# AIM
Below is a listing. Gather each line of it that contains "JSON".

— begin INPUT MATERIAL —

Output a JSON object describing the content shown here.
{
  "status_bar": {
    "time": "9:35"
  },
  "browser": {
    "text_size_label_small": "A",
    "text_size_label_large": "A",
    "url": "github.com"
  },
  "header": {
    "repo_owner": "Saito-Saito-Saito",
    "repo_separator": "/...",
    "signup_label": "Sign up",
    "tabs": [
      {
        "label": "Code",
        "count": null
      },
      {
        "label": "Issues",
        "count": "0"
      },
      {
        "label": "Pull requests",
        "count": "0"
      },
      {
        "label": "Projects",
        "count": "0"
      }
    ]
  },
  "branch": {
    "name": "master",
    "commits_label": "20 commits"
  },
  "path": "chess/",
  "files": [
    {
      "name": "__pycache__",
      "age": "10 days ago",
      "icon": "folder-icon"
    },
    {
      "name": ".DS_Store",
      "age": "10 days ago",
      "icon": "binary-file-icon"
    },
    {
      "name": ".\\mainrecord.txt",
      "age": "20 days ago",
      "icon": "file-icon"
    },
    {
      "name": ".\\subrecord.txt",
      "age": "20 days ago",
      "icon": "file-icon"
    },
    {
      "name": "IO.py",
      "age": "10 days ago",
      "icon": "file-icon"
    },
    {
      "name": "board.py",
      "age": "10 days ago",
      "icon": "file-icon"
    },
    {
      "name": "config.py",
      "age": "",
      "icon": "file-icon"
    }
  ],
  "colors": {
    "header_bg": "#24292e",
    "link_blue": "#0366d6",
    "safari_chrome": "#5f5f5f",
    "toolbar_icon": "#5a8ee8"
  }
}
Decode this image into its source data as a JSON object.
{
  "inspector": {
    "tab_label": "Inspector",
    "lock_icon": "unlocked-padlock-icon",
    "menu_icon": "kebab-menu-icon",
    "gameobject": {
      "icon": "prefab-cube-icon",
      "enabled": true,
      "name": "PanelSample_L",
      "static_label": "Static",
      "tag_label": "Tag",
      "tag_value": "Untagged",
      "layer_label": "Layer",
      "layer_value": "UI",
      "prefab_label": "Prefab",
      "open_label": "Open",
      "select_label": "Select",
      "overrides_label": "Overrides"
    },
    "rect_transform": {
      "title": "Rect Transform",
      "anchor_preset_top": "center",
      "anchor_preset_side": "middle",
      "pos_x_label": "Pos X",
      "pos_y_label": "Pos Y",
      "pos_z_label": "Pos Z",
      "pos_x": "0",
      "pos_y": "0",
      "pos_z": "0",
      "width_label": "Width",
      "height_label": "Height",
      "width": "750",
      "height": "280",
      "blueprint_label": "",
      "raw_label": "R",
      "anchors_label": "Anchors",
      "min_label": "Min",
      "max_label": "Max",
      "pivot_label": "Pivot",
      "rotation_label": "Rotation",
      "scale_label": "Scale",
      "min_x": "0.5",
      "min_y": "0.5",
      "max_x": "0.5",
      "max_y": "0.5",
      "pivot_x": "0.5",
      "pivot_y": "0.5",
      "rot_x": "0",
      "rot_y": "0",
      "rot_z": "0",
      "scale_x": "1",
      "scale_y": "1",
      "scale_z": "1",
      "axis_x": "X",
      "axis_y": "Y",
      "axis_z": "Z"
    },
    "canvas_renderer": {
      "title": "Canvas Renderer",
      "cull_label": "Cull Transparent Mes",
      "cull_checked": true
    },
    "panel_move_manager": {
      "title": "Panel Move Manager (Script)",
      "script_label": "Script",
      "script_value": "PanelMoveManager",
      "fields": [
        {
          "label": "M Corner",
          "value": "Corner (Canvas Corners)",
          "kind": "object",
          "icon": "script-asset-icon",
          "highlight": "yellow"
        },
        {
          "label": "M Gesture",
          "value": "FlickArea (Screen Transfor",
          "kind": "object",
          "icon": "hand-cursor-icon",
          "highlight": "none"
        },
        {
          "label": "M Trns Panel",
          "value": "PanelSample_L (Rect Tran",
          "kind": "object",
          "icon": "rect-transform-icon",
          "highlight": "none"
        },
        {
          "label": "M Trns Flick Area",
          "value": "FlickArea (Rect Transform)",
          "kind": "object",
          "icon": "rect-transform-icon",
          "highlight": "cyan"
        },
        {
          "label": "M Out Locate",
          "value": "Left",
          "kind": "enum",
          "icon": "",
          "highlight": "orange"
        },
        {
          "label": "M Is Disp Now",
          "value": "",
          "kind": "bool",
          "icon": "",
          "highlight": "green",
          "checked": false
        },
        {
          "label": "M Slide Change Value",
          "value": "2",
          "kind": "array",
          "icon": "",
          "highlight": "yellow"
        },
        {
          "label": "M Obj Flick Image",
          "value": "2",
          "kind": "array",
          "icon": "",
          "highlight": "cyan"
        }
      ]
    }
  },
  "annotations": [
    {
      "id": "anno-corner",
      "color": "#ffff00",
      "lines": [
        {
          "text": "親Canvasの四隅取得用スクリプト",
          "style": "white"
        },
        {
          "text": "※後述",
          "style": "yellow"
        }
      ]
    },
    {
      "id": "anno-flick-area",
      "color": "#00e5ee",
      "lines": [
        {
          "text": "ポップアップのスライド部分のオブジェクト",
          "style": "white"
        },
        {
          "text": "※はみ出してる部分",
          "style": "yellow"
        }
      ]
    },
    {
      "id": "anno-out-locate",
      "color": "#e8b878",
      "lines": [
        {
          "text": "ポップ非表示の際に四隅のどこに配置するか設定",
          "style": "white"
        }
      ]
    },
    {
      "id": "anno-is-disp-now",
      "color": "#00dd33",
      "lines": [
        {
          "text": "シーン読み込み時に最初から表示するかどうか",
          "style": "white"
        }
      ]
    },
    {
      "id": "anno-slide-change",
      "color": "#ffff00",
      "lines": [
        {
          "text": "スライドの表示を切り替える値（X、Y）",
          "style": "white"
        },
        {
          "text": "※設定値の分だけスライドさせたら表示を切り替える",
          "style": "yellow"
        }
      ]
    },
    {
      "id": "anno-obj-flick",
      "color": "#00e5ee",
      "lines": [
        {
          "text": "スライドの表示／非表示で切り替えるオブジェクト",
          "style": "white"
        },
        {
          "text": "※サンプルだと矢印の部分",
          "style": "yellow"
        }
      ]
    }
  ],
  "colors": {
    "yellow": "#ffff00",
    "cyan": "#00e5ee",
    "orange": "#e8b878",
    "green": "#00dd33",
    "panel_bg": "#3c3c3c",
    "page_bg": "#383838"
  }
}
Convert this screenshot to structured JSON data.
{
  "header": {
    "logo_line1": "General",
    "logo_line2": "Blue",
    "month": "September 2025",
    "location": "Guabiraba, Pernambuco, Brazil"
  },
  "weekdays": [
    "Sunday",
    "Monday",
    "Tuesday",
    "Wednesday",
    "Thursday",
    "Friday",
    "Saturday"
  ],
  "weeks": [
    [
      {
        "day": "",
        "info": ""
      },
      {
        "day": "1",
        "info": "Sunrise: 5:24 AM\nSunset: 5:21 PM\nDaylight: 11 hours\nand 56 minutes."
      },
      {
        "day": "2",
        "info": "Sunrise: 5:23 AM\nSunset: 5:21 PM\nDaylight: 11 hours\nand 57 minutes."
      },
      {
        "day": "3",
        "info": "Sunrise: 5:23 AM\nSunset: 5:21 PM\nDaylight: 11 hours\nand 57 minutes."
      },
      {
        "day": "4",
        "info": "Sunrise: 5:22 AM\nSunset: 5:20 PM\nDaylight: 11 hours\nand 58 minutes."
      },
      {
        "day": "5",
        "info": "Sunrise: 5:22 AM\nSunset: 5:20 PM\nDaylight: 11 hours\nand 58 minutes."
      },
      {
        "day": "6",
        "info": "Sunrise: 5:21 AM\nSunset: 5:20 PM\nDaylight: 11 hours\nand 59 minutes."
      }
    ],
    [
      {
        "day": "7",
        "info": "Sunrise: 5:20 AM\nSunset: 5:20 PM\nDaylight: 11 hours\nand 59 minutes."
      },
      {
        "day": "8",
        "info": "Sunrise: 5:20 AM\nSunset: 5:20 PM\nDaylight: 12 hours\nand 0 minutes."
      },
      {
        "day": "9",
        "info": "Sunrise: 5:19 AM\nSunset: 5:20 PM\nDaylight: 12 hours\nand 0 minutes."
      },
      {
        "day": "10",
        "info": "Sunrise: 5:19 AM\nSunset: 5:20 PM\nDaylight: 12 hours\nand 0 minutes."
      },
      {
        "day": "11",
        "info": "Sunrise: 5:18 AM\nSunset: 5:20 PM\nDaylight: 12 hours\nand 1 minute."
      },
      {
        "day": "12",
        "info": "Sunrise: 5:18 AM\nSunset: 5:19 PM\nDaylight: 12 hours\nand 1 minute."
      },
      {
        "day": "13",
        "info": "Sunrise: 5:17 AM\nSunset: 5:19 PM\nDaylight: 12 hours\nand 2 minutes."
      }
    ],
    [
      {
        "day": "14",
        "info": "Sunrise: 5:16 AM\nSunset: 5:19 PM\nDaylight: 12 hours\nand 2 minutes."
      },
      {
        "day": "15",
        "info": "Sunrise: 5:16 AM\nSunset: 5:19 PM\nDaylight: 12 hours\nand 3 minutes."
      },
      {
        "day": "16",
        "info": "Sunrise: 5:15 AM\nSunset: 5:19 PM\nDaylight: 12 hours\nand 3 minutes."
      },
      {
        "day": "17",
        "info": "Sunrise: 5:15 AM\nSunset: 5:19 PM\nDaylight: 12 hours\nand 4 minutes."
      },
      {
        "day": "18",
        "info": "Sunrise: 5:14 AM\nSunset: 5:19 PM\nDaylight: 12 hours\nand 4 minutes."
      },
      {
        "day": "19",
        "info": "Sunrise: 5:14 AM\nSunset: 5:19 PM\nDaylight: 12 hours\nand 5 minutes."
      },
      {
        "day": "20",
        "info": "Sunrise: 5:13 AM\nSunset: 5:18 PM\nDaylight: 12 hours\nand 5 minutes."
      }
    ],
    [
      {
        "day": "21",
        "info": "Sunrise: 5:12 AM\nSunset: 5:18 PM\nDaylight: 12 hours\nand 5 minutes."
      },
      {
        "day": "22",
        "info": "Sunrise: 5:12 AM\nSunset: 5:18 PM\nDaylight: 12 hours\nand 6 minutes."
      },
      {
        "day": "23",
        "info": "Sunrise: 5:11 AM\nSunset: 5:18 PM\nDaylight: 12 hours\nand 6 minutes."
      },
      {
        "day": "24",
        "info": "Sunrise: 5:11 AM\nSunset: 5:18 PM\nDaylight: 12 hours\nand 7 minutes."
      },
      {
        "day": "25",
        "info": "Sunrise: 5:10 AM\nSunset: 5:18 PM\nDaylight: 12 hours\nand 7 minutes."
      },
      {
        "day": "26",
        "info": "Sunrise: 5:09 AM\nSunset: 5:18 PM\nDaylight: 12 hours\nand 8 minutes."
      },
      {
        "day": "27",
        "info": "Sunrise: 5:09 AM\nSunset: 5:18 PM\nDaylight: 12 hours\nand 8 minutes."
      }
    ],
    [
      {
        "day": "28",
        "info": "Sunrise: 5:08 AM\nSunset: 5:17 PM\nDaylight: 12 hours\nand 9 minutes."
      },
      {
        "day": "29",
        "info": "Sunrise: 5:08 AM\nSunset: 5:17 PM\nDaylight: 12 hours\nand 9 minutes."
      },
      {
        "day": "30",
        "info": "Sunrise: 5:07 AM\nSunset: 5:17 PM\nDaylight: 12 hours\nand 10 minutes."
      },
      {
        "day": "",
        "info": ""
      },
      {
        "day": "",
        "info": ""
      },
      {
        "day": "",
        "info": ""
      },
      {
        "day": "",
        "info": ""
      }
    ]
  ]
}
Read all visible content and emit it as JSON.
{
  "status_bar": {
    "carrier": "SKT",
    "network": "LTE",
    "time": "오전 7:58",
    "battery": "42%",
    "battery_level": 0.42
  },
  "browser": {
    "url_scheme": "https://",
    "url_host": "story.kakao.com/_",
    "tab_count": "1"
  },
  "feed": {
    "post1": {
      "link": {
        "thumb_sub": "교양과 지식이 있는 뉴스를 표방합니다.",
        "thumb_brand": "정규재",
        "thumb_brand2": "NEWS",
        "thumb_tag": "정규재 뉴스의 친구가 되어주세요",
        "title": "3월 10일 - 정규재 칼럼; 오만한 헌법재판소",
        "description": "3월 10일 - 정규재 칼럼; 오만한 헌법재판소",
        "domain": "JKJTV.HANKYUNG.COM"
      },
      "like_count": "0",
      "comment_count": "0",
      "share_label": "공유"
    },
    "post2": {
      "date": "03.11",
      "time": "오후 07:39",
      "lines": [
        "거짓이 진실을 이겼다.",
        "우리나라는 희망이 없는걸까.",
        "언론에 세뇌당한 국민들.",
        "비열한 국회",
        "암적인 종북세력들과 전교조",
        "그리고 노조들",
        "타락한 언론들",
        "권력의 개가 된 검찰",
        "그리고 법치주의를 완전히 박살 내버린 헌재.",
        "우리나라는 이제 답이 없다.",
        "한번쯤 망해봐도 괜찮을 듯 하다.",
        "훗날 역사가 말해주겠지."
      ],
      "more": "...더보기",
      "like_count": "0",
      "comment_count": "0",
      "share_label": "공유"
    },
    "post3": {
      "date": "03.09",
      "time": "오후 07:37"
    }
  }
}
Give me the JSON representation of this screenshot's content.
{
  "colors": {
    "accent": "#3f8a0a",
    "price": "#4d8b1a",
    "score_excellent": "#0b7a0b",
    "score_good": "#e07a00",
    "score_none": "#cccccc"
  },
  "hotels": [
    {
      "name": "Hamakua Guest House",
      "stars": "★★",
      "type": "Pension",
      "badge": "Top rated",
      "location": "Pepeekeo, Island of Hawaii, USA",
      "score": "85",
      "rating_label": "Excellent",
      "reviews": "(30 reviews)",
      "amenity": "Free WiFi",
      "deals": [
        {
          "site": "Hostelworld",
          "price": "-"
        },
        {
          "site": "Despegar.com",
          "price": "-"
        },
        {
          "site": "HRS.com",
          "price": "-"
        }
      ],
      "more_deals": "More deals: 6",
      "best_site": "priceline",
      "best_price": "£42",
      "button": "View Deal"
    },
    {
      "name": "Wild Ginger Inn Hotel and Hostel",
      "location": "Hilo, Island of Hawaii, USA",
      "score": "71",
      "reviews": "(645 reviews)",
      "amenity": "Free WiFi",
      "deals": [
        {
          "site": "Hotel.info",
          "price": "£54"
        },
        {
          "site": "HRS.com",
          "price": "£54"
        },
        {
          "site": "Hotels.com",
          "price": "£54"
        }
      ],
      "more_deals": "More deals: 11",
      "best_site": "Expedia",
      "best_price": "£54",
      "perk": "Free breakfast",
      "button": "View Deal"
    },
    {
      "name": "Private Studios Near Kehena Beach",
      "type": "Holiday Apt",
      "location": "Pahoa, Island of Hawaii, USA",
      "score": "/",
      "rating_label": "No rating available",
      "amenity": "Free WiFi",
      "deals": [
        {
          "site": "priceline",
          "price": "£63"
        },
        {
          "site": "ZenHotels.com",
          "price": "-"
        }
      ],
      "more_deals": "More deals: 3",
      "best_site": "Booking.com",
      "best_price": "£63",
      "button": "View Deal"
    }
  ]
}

— end INPUT MATERIAL —

# EXERCISE RESULT
Output a JSON object describing the content shown here.
Decode this image into its source data as a JSON object.
Convert this screenshot to structured JSON data.
Read all visible content and emit it as JSON.
Give me the JSON representation of this screenshot's content.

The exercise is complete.